[Aim of the task]
Type out the material below exactly.

[Supplied records]
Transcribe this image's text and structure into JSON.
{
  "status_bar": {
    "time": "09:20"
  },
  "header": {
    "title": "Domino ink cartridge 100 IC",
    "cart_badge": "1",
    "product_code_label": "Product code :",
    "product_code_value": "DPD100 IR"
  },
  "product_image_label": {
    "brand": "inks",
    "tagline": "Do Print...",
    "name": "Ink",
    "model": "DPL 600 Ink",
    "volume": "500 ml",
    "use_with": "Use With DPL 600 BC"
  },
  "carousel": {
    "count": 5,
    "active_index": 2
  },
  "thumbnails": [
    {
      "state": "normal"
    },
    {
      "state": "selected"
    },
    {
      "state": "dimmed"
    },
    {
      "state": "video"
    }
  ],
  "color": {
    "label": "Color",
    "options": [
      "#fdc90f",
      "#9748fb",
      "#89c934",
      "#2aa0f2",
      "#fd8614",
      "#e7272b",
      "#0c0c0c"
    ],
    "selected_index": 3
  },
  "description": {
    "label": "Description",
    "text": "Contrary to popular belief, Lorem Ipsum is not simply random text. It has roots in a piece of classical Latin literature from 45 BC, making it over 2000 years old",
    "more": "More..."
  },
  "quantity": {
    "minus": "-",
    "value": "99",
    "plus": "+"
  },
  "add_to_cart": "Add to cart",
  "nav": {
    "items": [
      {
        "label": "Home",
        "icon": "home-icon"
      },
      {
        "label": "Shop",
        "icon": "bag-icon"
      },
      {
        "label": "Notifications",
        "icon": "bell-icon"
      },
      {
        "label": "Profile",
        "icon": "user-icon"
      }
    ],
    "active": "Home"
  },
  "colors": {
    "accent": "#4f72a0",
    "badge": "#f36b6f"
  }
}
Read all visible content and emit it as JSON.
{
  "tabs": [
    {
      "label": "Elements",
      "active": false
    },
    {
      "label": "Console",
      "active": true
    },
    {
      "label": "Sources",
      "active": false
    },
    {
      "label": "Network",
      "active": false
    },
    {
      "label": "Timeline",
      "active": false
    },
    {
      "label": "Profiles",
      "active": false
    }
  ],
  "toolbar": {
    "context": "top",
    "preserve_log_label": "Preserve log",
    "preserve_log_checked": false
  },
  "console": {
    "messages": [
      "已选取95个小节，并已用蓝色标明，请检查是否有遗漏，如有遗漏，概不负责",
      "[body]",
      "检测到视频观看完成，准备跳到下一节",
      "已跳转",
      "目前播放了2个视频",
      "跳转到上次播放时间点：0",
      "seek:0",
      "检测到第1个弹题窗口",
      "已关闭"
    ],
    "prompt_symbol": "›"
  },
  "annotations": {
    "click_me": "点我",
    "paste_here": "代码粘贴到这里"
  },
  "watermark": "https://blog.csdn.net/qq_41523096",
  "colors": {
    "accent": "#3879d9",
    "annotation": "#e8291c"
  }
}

[Solved exercise]
Transcribe this image's text and structure into JSON.
{
  "status_bar": {
    "time": "09:20"
  },
  "header": {
    "title": "Domino ink cartridge 100 IC",
    "cart_badge": "1",
    "product_code_label": "Product code :",
    "product_code_value": "DPD100 IR"
  },
  "product_image_label": {
    "brand": "inks",
    "tagline": "Do Print...",
    "name": "Ink",
    "model": "DPL 600 Ink",
    "volume": "500 ml",
    "use_with": "Use With DPL 600 BC"
  },
  "carousel": {
    "count": 5,
    "active_index": 2
  },
  "thumbnails": [
    {
      "state": "normal"
    },
    {
      "state": "selected"
    },
    {
      "state": "dimmed"
    },
    {
      "state": "video"
    }
  ],
  "color": {
    "label": "Color",
    "options": [
      "#fdc90f",
      "#9748fb",
      "#89c934",
      "#2aa0f2",
      "#fd8614",
      "#e7272b",
      "#0c0c0c"
    ],
    "selected_index": 3
  },
  "description": {
    "label": "Description",
    "text": "Contrary to popular belief, Lorem Ipsum is not simply random text. It has roots in a piece of classical Latin literature from 45 BC, making it over 2000 years old",
    "more": "More..."
  },
  "quantity": {
    "minus": "-",
    "value": "99",
    "plus": "+"
  },
  "add_to_cart": "Add to cart",
  "nav": {
    "items": [
      {
        "label": "Home",
        "icon": "home-icon"
      },
      {
        "label": "Shop",
        "icon": "bag-icon"
      },
      {
        "label": "Notifications",
        "icon": "bell-icon"
      },
      {
        "label": "Profile",
        "icon": "user-icon"
      }
    ],
    "active": "Home"
  },
  "colors": {
    "accent": "#4f72a0",
    "badge": "#f36b6f"
  }
}
Read all visible content and emit it as JSON.
{
  "tabs": [
    {
      "label": "Elements",
      "active": false
    },
    {
      "label": "Console",
      "active": true
    },
    {
      "label": "Sources",
      "active": false
    },
    {
      "label": "Network",
      "active": false
    },
    {
      "label": "Timeline",
      "active": false
    },
    {
      "label": "Profiles",
      "active": false
    }
  ],
  "toolbar": {
    "context": "top",
    "preserve_log_label": "Preserve log",
    "preserve_log_checked": false
  },
  "console": {
    "messages": [
      "已选取95个小节，并已用蓝色标明，请检查是否有遗漏，如有遗漏，概不负责",
      "[body]",
      "检测到视频观看完成，准备跳到下一节",
      "已跳转",
      "目前播放了2个视频",
      "跳转到上次播放时间点：0",
      "seek:0",
      "检测到第1个弹题窗口",
      "已关闭"
    ],
    "prompt_symbol": "›"
  },
  "annotations": {
    "click_me": "点我",
    "paste_here": "代码粘贴到这里"
  },
  "watermark": "https://blog.csdn.net/qq_41523096",
  "colors": {
    "accent": "#3879d9",
    "annotation": "#e8291c"
  }
}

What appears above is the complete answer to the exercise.